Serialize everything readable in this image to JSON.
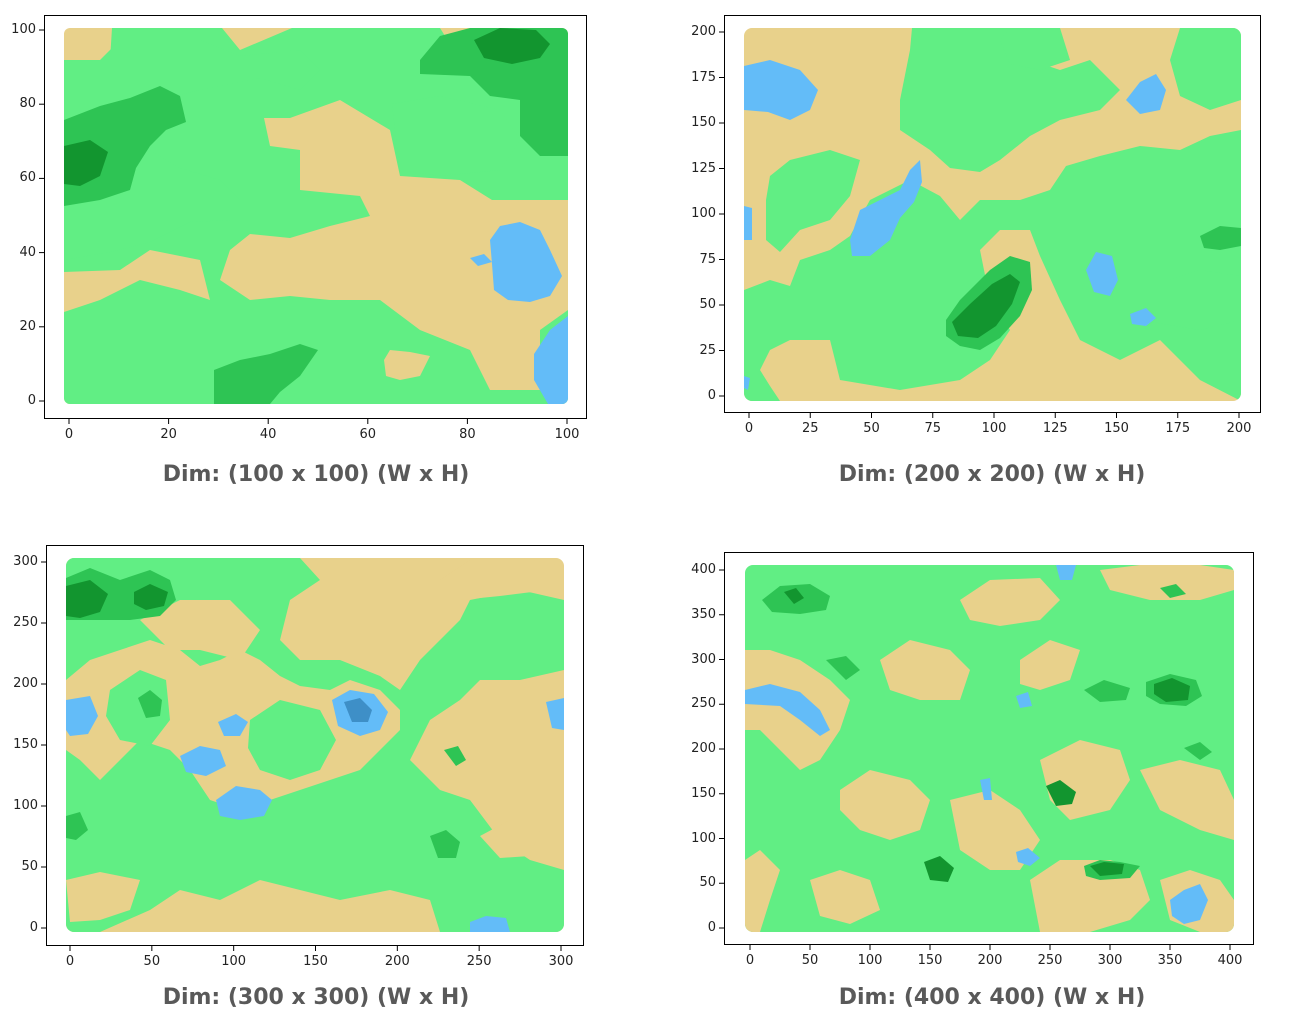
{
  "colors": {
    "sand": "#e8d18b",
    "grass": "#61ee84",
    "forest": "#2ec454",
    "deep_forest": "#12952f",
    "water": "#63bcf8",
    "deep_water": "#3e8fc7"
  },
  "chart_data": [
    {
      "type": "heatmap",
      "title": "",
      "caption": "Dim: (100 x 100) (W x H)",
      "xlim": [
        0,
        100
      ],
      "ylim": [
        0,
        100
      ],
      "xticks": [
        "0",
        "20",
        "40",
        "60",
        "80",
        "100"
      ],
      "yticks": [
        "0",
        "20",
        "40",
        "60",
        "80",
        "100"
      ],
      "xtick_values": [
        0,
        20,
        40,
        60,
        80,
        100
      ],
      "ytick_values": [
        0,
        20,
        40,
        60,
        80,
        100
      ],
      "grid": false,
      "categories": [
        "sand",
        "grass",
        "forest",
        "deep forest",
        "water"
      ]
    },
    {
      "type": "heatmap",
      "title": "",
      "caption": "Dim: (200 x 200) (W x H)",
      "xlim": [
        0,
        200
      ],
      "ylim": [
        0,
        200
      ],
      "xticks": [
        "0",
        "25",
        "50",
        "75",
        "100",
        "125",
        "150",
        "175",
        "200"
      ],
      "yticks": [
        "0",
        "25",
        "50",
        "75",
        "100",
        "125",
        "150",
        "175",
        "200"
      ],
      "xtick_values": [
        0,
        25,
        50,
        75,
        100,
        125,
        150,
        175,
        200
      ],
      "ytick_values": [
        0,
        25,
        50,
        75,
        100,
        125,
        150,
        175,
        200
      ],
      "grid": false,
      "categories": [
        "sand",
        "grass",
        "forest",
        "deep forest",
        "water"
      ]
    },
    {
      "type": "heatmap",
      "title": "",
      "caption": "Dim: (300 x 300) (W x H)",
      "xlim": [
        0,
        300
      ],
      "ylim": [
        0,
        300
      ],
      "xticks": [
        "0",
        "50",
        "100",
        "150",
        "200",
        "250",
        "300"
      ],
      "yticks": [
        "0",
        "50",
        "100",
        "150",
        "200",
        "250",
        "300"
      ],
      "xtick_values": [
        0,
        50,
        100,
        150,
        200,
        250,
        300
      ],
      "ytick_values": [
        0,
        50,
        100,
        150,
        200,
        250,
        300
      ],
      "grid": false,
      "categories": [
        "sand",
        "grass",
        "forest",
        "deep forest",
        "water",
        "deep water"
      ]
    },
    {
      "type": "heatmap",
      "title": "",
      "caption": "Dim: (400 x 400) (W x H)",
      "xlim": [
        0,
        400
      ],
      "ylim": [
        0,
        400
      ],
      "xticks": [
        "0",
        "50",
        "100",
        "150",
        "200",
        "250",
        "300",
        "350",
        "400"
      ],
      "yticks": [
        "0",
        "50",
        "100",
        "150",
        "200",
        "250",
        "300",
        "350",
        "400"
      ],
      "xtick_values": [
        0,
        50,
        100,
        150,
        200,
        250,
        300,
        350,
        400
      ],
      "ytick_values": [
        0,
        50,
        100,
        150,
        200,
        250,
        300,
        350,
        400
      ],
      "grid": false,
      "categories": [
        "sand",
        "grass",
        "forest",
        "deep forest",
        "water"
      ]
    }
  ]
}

• • • • • • •

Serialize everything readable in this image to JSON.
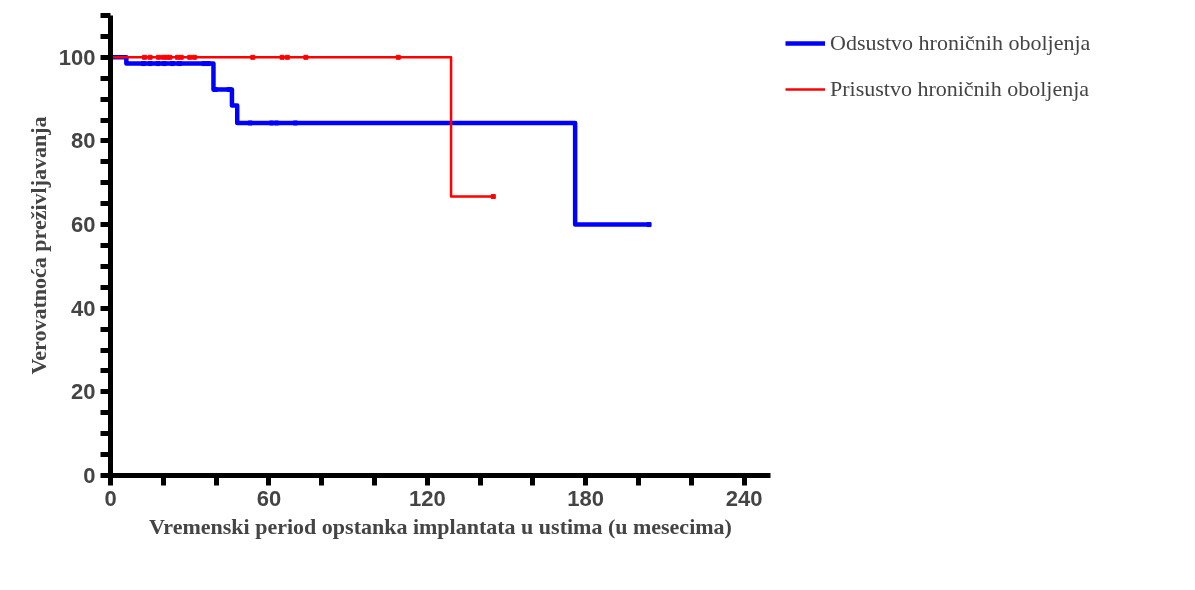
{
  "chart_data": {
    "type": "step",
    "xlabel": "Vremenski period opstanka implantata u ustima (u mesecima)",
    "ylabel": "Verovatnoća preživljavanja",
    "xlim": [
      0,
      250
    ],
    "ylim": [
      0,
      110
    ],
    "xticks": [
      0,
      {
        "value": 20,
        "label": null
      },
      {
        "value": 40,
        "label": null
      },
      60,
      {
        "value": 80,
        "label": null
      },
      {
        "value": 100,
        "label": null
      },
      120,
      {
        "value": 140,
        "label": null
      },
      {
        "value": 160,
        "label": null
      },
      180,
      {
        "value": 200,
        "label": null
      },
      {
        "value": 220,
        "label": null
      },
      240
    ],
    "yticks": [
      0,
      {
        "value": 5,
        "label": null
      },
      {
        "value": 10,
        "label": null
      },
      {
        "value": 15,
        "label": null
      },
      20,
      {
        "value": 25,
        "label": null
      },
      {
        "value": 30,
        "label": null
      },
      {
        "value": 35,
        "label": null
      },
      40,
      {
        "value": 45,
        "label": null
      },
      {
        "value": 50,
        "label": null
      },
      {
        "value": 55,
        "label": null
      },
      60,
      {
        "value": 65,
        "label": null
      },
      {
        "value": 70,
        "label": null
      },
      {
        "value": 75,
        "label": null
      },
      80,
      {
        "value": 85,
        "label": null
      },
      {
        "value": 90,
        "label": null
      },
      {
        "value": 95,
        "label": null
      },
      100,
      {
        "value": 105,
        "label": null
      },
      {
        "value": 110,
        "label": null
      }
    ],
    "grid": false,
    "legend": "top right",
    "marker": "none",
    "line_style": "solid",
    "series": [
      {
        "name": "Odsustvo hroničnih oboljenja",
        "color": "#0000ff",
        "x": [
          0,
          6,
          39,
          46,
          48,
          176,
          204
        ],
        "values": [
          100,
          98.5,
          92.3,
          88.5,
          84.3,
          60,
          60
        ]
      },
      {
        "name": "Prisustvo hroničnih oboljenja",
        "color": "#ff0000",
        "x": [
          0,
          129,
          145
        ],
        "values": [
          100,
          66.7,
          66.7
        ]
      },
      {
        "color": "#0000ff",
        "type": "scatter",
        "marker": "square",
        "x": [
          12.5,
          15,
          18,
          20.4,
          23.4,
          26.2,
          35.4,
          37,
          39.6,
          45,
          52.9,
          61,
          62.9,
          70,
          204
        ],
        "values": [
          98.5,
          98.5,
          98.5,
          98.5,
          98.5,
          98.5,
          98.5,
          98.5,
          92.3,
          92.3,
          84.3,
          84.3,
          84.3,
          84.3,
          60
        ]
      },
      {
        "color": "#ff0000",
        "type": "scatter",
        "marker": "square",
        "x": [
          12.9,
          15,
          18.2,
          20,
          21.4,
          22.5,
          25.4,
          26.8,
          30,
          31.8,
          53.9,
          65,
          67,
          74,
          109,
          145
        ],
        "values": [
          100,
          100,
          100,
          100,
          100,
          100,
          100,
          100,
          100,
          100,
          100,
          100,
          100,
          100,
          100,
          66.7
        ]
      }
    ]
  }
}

• • • • • • •

Task requirements ▸
Copy every line above that includes the string "hroničnih".

Task solution ▸
        "name": "Odsustvo hroničnih oboljenja",
        "name": "Prisustvo hroničnih oboljenja",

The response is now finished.